* **Goal**
In the data, extract each line that holds the string "ὅστις".

* **Data supplied**
-*-*-

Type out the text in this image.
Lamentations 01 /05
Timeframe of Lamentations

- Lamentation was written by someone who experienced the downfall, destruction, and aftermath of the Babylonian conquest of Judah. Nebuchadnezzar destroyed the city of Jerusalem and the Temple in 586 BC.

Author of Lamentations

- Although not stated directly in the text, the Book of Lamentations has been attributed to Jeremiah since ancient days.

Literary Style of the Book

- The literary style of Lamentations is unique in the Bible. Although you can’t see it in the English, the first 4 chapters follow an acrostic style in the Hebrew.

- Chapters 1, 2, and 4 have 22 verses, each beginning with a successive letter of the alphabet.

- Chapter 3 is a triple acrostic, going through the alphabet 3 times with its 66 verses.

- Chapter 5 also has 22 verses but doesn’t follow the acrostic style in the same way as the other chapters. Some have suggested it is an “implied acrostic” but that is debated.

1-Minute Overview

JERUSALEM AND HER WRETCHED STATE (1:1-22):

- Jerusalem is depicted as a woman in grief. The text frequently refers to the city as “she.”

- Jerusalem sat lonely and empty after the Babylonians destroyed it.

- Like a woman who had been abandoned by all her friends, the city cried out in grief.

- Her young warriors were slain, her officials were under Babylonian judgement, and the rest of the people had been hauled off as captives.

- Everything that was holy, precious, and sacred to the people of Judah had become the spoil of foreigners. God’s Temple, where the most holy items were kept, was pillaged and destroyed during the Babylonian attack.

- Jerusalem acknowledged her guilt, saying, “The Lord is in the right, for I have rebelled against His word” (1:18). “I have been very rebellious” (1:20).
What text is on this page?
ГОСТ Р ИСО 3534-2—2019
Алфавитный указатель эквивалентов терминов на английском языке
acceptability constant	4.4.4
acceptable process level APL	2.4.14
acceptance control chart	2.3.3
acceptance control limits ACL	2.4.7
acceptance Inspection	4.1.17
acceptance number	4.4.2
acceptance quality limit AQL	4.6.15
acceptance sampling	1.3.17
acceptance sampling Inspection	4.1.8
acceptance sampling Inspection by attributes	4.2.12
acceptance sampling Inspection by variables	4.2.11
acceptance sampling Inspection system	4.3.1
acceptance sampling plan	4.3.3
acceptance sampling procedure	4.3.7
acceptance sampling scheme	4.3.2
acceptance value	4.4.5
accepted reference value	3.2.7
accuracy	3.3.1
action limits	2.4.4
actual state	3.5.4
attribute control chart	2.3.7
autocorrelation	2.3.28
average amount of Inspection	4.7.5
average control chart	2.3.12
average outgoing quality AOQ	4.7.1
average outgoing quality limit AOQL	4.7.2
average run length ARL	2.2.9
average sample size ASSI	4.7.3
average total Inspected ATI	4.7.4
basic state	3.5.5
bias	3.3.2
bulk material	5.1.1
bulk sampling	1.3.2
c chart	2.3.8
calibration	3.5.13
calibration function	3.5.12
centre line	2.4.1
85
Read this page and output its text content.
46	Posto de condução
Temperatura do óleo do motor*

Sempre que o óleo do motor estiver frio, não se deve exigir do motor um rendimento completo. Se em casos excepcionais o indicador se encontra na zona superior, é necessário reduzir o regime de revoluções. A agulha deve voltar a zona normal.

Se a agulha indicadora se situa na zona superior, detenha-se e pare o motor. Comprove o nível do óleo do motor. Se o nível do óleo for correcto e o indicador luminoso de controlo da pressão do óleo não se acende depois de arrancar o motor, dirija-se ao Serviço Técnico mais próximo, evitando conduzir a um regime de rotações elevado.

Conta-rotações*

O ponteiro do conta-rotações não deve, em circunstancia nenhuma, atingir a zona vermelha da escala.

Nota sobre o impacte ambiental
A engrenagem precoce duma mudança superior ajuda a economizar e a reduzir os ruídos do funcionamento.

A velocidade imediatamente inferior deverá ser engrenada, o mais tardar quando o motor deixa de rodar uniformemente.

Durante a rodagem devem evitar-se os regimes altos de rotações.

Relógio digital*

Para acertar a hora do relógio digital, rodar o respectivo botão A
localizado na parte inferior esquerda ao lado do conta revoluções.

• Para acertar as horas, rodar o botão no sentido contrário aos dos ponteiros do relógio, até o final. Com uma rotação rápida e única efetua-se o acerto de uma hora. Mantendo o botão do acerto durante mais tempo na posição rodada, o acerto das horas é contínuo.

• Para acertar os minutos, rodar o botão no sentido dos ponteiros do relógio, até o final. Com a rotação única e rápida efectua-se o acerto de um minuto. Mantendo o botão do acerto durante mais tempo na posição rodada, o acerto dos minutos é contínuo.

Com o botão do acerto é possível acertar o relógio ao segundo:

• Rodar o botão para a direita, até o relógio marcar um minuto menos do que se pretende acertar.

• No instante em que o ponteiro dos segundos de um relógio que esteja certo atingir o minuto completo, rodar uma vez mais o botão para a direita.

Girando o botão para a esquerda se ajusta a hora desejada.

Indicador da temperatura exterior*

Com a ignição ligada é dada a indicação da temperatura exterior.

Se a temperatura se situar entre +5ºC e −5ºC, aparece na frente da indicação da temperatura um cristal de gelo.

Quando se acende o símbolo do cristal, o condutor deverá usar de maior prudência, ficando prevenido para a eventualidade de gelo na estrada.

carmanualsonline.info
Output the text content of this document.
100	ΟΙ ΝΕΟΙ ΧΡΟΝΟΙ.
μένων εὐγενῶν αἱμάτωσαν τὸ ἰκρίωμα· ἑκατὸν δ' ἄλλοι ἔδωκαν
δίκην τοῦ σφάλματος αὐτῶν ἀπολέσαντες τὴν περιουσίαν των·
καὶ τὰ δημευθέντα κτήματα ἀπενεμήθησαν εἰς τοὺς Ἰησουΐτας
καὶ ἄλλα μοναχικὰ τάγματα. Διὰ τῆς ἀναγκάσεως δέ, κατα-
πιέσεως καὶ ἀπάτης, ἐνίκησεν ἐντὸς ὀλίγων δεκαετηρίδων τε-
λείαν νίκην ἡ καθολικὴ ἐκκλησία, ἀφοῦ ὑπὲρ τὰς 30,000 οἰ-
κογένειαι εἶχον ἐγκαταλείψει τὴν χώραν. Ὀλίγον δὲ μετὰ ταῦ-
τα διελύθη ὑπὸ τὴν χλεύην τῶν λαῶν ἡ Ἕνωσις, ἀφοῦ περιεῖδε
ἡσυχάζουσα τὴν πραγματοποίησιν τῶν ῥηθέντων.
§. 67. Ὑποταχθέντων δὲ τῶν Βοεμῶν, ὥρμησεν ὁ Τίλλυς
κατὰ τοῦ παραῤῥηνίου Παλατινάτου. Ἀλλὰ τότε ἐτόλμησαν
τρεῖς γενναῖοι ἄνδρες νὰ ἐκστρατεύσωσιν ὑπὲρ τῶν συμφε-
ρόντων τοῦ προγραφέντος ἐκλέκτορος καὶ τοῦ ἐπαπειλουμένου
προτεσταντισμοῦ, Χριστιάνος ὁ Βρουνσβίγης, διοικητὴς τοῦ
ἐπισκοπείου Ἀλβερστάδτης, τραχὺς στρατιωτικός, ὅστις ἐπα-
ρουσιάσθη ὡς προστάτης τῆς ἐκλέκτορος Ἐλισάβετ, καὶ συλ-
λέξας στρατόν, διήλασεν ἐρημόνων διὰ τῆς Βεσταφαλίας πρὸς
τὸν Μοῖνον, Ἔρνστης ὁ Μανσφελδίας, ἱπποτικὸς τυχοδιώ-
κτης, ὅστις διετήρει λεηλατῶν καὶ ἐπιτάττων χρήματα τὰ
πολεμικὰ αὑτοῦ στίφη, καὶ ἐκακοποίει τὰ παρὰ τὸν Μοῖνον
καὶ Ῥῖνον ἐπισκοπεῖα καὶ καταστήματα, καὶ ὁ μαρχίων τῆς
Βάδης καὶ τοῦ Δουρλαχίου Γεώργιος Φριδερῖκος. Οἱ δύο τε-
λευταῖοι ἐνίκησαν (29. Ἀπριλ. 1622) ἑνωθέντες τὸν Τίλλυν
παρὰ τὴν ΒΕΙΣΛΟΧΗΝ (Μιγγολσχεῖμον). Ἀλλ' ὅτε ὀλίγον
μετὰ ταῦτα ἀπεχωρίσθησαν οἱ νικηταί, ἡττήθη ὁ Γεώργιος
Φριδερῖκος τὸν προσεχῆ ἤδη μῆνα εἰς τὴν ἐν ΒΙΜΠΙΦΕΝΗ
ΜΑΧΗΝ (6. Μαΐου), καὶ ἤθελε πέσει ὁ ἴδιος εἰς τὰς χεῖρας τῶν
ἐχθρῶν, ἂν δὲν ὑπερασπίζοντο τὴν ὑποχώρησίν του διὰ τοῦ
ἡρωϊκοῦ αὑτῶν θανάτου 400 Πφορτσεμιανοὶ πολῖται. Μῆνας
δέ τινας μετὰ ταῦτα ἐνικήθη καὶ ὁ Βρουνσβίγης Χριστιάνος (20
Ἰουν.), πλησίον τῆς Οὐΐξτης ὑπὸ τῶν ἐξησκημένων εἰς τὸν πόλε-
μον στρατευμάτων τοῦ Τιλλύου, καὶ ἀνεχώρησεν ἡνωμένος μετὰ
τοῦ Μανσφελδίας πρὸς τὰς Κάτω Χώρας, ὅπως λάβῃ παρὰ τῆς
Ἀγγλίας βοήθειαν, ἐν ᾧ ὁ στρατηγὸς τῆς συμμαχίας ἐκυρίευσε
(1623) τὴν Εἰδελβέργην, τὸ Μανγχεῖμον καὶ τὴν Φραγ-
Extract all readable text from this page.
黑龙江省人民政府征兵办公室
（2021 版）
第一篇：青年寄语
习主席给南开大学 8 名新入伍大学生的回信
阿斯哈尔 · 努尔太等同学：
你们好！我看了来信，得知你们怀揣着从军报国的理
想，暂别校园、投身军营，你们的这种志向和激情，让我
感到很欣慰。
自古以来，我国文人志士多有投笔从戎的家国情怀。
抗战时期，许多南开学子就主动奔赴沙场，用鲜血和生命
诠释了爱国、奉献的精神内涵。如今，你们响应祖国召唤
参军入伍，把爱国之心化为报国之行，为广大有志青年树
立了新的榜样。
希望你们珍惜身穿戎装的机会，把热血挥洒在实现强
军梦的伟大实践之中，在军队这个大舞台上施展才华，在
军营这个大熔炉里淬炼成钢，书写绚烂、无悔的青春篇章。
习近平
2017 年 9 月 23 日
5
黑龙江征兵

-*-*-

* **Reply to the task**
ἐπισκοπείου Ἀλβερστάδτης, τραχὺς στρατιωτικός, ὅστις ἐπα-
κτης, ὅστις διετήρει λεηλατῶν καὶ ἐπιτάττων χρήματα τὰ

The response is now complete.